::: Entries
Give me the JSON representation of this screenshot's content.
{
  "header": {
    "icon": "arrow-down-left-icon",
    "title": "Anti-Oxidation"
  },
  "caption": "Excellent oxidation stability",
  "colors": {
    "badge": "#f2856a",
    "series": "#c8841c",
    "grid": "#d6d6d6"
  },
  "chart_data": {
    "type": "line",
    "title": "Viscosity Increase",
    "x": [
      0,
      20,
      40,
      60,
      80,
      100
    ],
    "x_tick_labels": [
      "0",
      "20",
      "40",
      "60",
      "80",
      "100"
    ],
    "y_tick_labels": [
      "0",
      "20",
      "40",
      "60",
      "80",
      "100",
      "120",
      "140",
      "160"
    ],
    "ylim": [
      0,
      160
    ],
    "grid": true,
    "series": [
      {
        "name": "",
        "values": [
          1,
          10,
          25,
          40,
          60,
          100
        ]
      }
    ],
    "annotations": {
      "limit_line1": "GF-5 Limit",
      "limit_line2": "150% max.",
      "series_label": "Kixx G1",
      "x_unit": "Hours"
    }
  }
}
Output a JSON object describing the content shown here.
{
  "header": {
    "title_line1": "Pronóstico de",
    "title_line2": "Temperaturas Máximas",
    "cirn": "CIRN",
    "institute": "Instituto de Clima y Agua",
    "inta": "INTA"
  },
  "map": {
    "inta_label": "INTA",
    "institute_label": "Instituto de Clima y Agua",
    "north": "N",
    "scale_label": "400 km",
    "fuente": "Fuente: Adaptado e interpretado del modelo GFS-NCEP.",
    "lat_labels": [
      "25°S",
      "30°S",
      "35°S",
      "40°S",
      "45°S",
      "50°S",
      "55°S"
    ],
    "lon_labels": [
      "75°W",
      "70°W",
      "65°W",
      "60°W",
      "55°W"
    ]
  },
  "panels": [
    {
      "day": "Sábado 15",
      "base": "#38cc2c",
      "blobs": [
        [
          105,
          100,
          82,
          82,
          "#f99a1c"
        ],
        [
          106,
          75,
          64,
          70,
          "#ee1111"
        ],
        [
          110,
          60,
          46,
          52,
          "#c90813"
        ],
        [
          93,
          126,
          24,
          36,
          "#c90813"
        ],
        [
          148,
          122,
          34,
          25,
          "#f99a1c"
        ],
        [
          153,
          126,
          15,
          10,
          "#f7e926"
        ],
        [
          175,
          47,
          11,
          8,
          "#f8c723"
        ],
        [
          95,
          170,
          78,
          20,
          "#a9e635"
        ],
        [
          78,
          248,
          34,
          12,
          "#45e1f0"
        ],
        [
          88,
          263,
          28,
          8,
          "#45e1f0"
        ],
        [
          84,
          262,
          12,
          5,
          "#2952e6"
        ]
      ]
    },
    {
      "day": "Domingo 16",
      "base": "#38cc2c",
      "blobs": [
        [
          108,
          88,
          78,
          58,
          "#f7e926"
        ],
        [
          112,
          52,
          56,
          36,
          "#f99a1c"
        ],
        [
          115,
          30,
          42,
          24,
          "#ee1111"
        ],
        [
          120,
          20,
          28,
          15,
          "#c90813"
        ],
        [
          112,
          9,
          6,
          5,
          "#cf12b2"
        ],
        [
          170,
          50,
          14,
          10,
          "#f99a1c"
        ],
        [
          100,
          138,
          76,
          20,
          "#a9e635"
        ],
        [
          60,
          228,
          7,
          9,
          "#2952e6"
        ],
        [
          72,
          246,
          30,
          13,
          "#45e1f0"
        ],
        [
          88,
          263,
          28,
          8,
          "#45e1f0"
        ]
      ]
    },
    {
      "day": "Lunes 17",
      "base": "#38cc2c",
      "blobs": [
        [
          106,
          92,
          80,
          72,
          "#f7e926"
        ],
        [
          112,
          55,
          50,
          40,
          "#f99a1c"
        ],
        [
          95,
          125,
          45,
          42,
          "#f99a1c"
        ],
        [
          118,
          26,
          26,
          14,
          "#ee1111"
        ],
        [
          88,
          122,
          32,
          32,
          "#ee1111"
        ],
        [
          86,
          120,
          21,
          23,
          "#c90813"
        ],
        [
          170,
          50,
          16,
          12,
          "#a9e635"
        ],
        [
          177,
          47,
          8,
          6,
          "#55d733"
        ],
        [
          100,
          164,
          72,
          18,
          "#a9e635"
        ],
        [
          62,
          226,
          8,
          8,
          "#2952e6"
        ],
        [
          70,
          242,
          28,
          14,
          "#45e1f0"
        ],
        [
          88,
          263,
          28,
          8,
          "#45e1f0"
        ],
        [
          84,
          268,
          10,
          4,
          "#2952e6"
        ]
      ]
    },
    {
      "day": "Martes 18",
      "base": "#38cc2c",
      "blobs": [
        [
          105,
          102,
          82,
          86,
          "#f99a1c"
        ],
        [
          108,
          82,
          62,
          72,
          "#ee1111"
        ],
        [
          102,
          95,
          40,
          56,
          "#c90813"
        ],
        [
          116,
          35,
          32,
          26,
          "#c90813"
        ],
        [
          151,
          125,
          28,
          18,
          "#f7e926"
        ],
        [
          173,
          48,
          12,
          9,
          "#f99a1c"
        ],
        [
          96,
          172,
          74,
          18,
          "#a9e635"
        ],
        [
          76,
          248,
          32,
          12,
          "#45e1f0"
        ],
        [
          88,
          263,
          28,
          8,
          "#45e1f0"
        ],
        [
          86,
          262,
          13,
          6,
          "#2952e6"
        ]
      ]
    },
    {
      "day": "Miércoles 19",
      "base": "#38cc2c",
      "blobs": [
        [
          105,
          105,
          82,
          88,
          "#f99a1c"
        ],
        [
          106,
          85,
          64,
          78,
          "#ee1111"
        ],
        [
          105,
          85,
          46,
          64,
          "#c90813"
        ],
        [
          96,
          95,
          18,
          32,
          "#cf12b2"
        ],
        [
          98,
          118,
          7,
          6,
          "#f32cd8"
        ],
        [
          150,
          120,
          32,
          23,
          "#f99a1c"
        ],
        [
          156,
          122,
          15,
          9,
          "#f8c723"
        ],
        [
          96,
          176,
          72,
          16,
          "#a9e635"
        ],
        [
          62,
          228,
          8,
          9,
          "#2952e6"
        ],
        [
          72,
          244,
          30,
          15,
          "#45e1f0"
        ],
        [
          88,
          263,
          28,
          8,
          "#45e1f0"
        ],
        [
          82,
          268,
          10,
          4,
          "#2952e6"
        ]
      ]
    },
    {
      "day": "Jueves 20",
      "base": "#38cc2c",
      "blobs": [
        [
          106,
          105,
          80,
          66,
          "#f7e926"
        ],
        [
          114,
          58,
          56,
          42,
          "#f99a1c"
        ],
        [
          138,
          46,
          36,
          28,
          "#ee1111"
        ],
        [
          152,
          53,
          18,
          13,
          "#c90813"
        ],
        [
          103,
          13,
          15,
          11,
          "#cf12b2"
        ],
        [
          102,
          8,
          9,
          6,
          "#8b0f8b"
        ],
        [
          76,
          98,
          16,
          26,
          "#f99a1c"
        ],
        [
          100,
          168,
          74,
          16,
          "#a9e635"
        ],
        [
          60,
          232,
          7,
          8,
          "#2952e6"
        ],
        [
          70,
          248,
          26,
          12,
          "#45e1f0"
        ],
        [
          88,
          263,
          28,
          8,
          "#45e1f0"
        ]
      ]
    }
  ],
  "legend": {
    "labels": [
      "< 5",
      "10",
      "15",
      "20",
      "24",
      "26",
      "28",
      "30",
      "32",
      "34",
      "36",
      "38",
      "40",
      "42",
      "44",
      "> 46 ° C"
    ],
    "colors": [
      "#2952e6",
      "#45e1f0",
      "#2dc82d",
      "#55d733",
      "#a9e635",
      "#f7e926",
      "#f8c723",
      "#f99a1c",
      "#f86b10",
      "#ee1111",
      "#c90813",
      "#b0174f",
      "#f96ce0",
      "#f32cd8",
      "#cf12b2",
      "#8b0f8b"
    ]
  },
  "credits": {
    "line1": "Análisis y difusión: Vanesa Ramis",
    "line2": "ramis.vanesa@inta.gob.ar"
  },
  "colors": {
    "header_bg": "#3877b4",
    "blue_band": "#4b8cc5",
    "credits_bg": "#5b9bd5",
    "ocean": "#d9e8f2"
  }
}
::::::
_Aim of the task:_ Count up every line above that has the word "Instituto" in it; answer with the number alone.

_Response:_ 2